[Figure data in JSON]
## Start

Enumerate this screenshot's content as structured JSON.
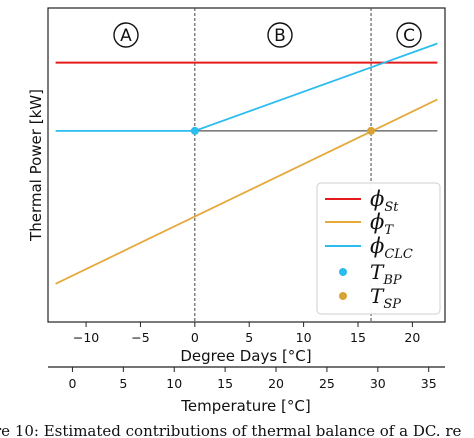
{
  "chart_data": {
    "type": "line",
    "title": "",
    "xlabel": "Degree Days [°C]",
    "ylabel": "Thermal Power [kW]",
    "xlim": [
      -13.5,
      23
    ],
    "x_ticks": [
      "−10",
      "−5",
      "0",
      "5",
      "10",
      "15",
      "20"
    ],
    "x_tick_values": [
      -10,
      -5,
      0,
      5,
      10,
      15,
      20
    ],
    "y_ticks": [],
    "grid": false,
    "legend_position": "lower-right",
    "regions": [
      {
        "label": "A"
      },
      {
        "label": "B"
      },
      {
        "label": "C"
      }
    ],
    "region_boundaries": [
      0,
      16.2
    ],
    "series": [
      {
        "name": "φSt",
        "legend_main": "ϕ",
        "legend_sub": "St",
        "color": "#e41a1c",
        "x": [
          -12.8,
          22.3
        ],
        "y": [
          1.0,
          1.0
        ]
      },
      {
        "name": "φT",
        "legend_main": "ϕ",
        "legend_sub": "T",
        "color": "#e6a93c",
        "x": [
          -12.8,
          22.3
        ],
        "y": [
          -0.62,
          0.73
        ]
      },
      {
        "name": "φCLC",
        "legend_main": "ϕ",
        "legend_sub": "CLC",
        "color": "#2bbcf0",
        "x": [
          -12.8,
          0,
          22.3
        ],
        "y": [
          0.5,
          0.5,
          1.14
        ]
      },
      {
        "name": "reference",
        "color": "#555555",
        "x": [
          0,
          22.3
        ],
        "y": [
          0.5,
          0.5
        ]
      }
    ],
    "points": [
      {
        "name": "TBP",
        "legend_main": "T",
        "legend_sub": "BP",
        "color": "#2bbcf0",
        "x": 0,
        "y": 0.5
      },
      {
        "name": "TSP",
        "legend_main": "T",
        "legend_sub": "SP",
        "color": "#d8a235",
        "x": 16.2,
        "y": 0.5
      }
    ],
    "secondary_axis": {
      "xlabel": "Temperature [°C]",
      "ticks": [
        "0",
        "5",
        "10",
        "15",
        "20",
        "25",
        "30",
        "35"
      ],
      "tick_values": [
        0,
        5,
        10,
        15,
        20,
        25,
        30,
        35
      ],
      "xlim": [
        -2.4,
        36.6
      ]
    }
  },
  "caption": "re 10:  Estimated contributions of thermal balance of a DC. re"
}
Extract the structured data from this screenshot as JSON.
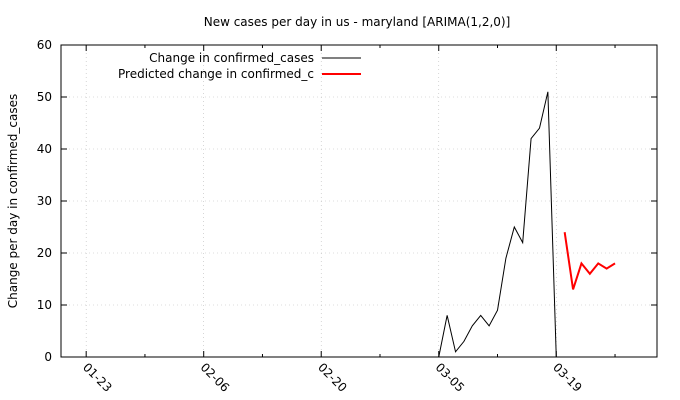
{
  "chart_data": {
    "type": "line",
    "title": "New cases per day in us - maryland [ARIMA(1,2,0)]",
    "xlabel": "",
    "ylabel": "Change per day in confirmed_cases",
    "x_axis": {
      "type": "date",
      "range": [
        "2020-01-20",
        "2020-03-31"
      ],
      "tick_labels": [
        {
          "label": "01-23",
          "date": "2020-01-23"
        },
        {
          "label": "02-06",
          "date": "2020-02-06"
        },
        {
          "label": "02-20",
          "date": "2020-02-20"
        },
        {
          "label": "03-05",
          "date": "2020-03-05"
        },
        {
          "label": "03-19",
          "date": "2020-03-19"
        }
      ],
      "minor_tick_dates": [
        "2020-01-30",
        "2020-02-13",
        "2020-02-27",
        "2020-03-12",
        "2020-03-26"
      ]
    },
    "ylim": [
      0,
      60
    ],
    "yticks": [
      0,
      10,
      20,
      30,
      40,
      50,
      60
    ],
    "grid": true,
    "legend_position": "top-left",
    "series": [
      {
        "name": "Change in confirmed_cases",
        "color": "#000000",
        "points": [
          {
            "x": "2020-03-05",
            "y": 0
          },
          {
            "x": "2020-03-06",
            "y": 8
          },
          {
            "x": "2020-03-07",
            "y": 1
          },
          {
            "x": "2020-03-08",
            "y": 3
          },
          {
            "x": "2020-03-09",
            "y": 6
          },
          {
            "x": "2020-03-10",
            "y": 8
          },
          {
            "x": "2020-03-11",
            "y": 6
          },
          {
            "x": "2020-03-12",
            "y": 9
          },
          {
            "x": "2020-03-13",
            "y": 19
          },
          {
            "x": "2020-03-14",
            "y": 25
          },
          {
            "x": "2020-03-15",
            "y": 22
          },
          {
            "x": "2020-03-16",
            "y": 42
          },
          {
            "x": "2020-03-17",
            "y": 44
          },
          {
            "x": "2020-03-18",
            "y": 51
          },
          {
            "x": "2020-03-19",
            "y": 0
          }
        ]
      },
      {
        "name": "Predicted change in confirmed_c",
        "color": "#ff0000",
        "points": [
          {
            "x": "2020-03-20",
            "y": 24
          },
          {
            "x": "2020-03-21",
            "y": 13
          },
          {
            "x": "2020-03-22",
            "y": 18
          },
          {
            "x": "2020-03-23",
            "y": 16
          },
          {
            "x": "2020-03-24",
            "y": 18
          },
          {
            "x": "2020-03-25",
            "y": 17
          },
          {
            "x": "2020-03-26",
            "y": 18
          }
        ]
      }
    ]
  }
}
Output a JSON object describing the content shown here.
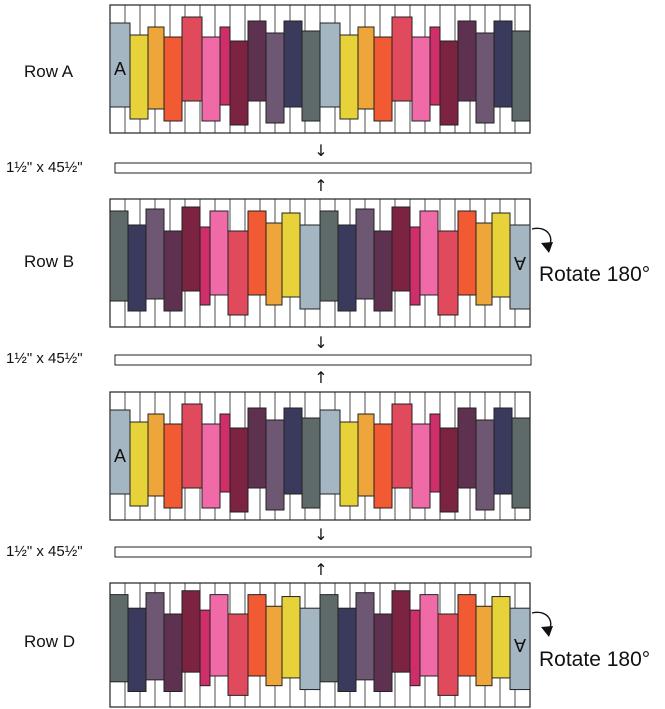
{
  "rows": [
    {
      "label": "Row A",
      "letter": "A",
      "rotated": false,
      "rotate_note": ""
    },
    {
      "label": "Row B",
      "letter": "A",
      "rotated": true,
      "rotate_note": "Rotate 180°"
    },
    {
      "label": "",
      "letter": "A",
      "rotated": false,
      "rotate_note": ""
    },
    {
      "label": "Row D",
      "letter": "A",
      "rotated": true,
      "rotate_note": "Rotate 180°"
    }
  ],
  "sashing": [
    "1½\" x 45½\"",
    "1½\" x 45½\"",
    "1½\" x 45½\""
  ],
  "strip_colors": [
    "#a4b6c2",
    "#e8d23a",
    "#eea63a",
    "#f15a33",
    "#e14a5d",
    "#f06aa8",
    "#cf2f68",
    "#7c2342",
    "#5f3150",
    "#6e5772",
    "#3a3b5c",
    "#5e6a6a"
  ],
  "outline_color": "#222222",
  "arrow_glyph_down": "↓",
  "arrow_glyph_up": "↑"
}
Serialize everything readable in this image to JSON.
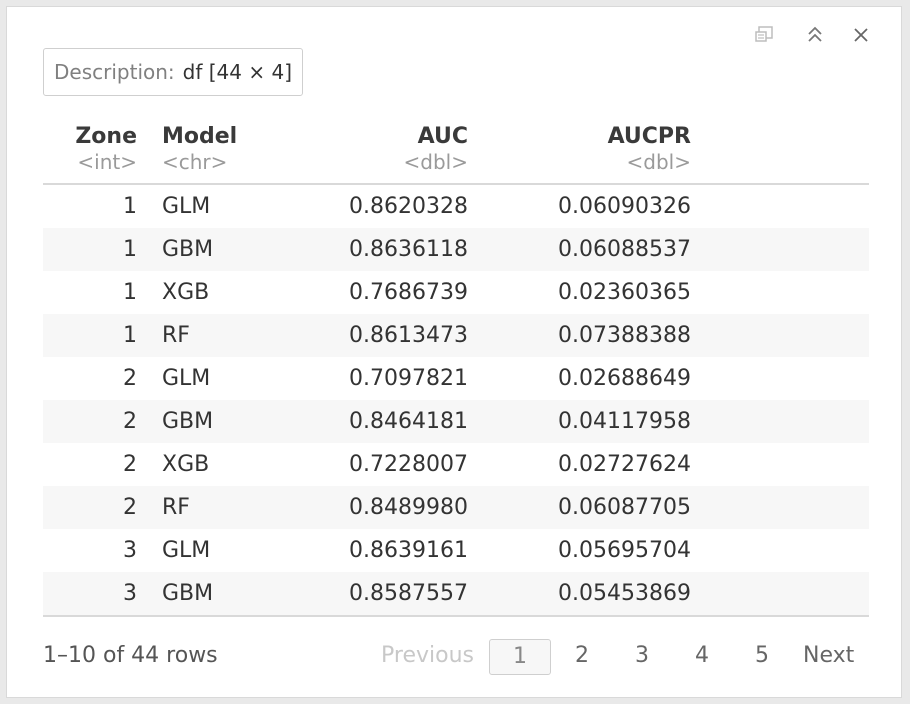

## End

→ **WRITTEN PROBLEM**:
Transcribe the full listing above exactly as it stands, minus the pictures.

→ **ANSWER BELOW**:
Enumerate this screenshot's content as structured JSON.
{
  "chart_data": {
    "type": "line",
    "title": "",
    "xlabel": "Degree Days [°C]",
    "ylabel": "Thermal Power [kW]",
    "xlim": [
      -13.5,
      23
    ],
    "x_ticks": [
      "−10",
      "−5",
      "0",
      "5",
      "10",
      "15",
      "20"
    ],
    "x_tick_values": [
      -10,
      -5,
      0,
      5,
      10,
      15,
      20
    ],
    "y_ticks": [],
    "grid": false,
    "legend_position": "lower-right",
    "regions": [
      {
        "label": "A"
      },
      {
        "label": "B"
      },
      {
        "label": "C"
      }
    ],
    "region_boundaries": [
      0,
      16.2
    ],
    "series": [
      {
        "name": "φSt",
        "legend_main": "ϕ",
        "legend_sub": "St",
        "color": "#e41a1c",
        "x": [
          -12.8,
          22.3
        ],
        "y": [
          1.0,
          1.0
        ]
      },
      {
        "name": "φT",
        "legend_main": "ϕ",
        "legend_sub": "T",
        "color": "#e6a93c",
        "x": [
          -12.8,
          22.3
        ],
        "y": [
          -0.62,
          0.73
        ]
      },
      {
        "name": "φCLC",
        "legend_main": "ϕ",
        "legend_sub": "CLC",
        "color": "#2bbcf0",
        "x": [
          -12.8,
          0,
          22.3
        ],
        "y": [
          0.5,
          0.5,
          1.14
        ]
      },
      {
        "name": "reference",
        "color": "#555555",
        "x": [
          0,
          22.3
        ],
        "y": [
          0.5,
          0.5
        ]
      }
    ],
    "points": [
      {
        "name": "TBP",
        "legend_main": "T",
        "legend_sub": "BP",
        "color": "#2bbcf0",
        "x": 0,
        "y": 0.5
      },
      {
        "name": "TSP",
        "legend_main": "T",
        "legend_sub": "SP",
        "color": "#d8a235",
        "x": 16.2,
        "y": 0.5
      }
    ],
    "secondary_axis": {
      "xlabel": "Temperature [°C]",
      "ticks": [
        "0",
        "5",
        "10",
        "15",
        "20",
        "25",
        "30",
        "35"
      ],
      "tick_values": [
        0,
        5,
        10,
        15,
        20,
        25,
        30,
        35
      ],
      "xlim": [
        -2.4,
        36.6
      ]
    }
  },
  "caption": "re 10:  Estimated contributions of thermal balance of a DC. re"
}
Extract the structured data from this screenshot as JSON.
{
  "chart_data": {
    "type": "line",
    "title": "New cases per day in us - maryland [ARIMA(1,2,0)]",
    "xlabel": "",
    "ylabel": "Change per day in confirmed_cases",
    "x_axis": {
      "type": "date",
      "range": [
        "2020-01-20",
        "2020-03-31"
      ],
      "tick_labels": [
        {
          "label": "01-23",
          "date": "2020-01-23"
        },
        {
          "label": "02-06",
          "date": "2020-02-06"
        },
        {
          "label": "02-20",
          "date": "2020-02-20"
        },
        {
          "label": "03-05",
          "date": "2020-03-05"
        },
        {
          "label": "03-19",
          "date": "2020-03-19"
        }
      ],
      "minor_tick_dates": [
        "2020-01-30",
        "2020-02-13",
        "2020-02-27",
        "2020-03-12",
        "2020-03-26"
      ]
    },
    "ylim": [
      0,
      60
    ],
    "yticks": [
      0,
      10,
      20,
      30,
      40,
      50,
      60
    ],
    "grid": true,
    "legend_position": "top-left",
    "series": [
      {
        "name": "Change in confirmed_cases",
        "color": "#000000",
        "points": [
          {
            "x": "2020-03-05",
            "y": 0
          },
          {
            "x": "2020-03-06",
            "y": 8
          },
          {
            "x": "2020-03-07",
            "y": 1
          },
          {
            "x": "2020-03-08",
            "y": 3
          },
          {
            "x": "2020-03-09",
            "y": 6
          },
          {
            "x": "2020-03-10",
            "y": 8
          },
          {
            "x": "2020-03-11",
            "y": 6
          },
          {
            "x": "2020-03-12",
            "y": 9
          },
          {
            "x": "2020-03-13",
            "y": 19
          },
          {
            "x": "2020-03-14",
            "y": 25
          },
          {
            "x": "2020-03-15",
            "y": 22
          },
          {
            "x": "2020-03-16",
            "y": 42
          },
          {
            "x": "2020-03-17",
            "y": 44
          },
          {
            "x": "2020-03-18",
            "y": 51
          },
          {
            "x": "2020-03-19",
            "y": 0
          }
        ]
      },
      {
        "name": "Predicted change in confirmed_c",
        "color": "#ff0000",
        "points": [
          {
            "x": "2020-03-20",
            "y": 24
          },
          {
            "x": "2020-03-21",
            "y": 13
          },
          {
            "x": "2020-03-22",
            "y": 18
          },
          {
            "x": "2020-03-23",
            "y": 16
          },
          {
            "x": "2020-03-24",
            "y": 18
          },
          {
            "x": "2020-03-25",
            "y": 17
          },
          {
            "x": "2020-03-26",
            "y": 18
          }
        ]
      }
    ]
  }
}
Output a JSON object describing the content shown here.
{
  "rows": [
    {
      "label": "Row A",
      "letter": "A",
      "rotated": false,
      "rotate_note": ""
    },
    {
      "label": "Row B",
      "letter": "A",
      "rotated": true,
      "rotate_note": "Rotate 180°"
    },
    {
      "label": "",
      "letter": "A",
      "rotated": false,
      "rotate_note": ""
    },
    {
      "label": "Row D",
      "letter": "A",
      "rotated": true,
      "rotate_note": "Rotate 180°"
    }
  ],
  "sashing": [
    "1½\" x 45½\"",
    "1½\" x 45½\"",
    "1½\" x 45½\""
  ],
  "strip_colors": [
    "#a4b6c2",
    "#e8d23a",
    "#eea63a",
    "#f15a33",
    "#e14a5d",
    "#f06aa8",
    "#cf2f68",
    "#7c2342",
    "#5f3150",
    "#6e5772",
    "#3a3b5c",
    "#5e6a6a"
  ],
  "outline_color": "#222222",
  "arrow_glyph_down": "↓",
  "arrow_glyph_up": "↑"
}
Serialize everything readable in this image to JSON.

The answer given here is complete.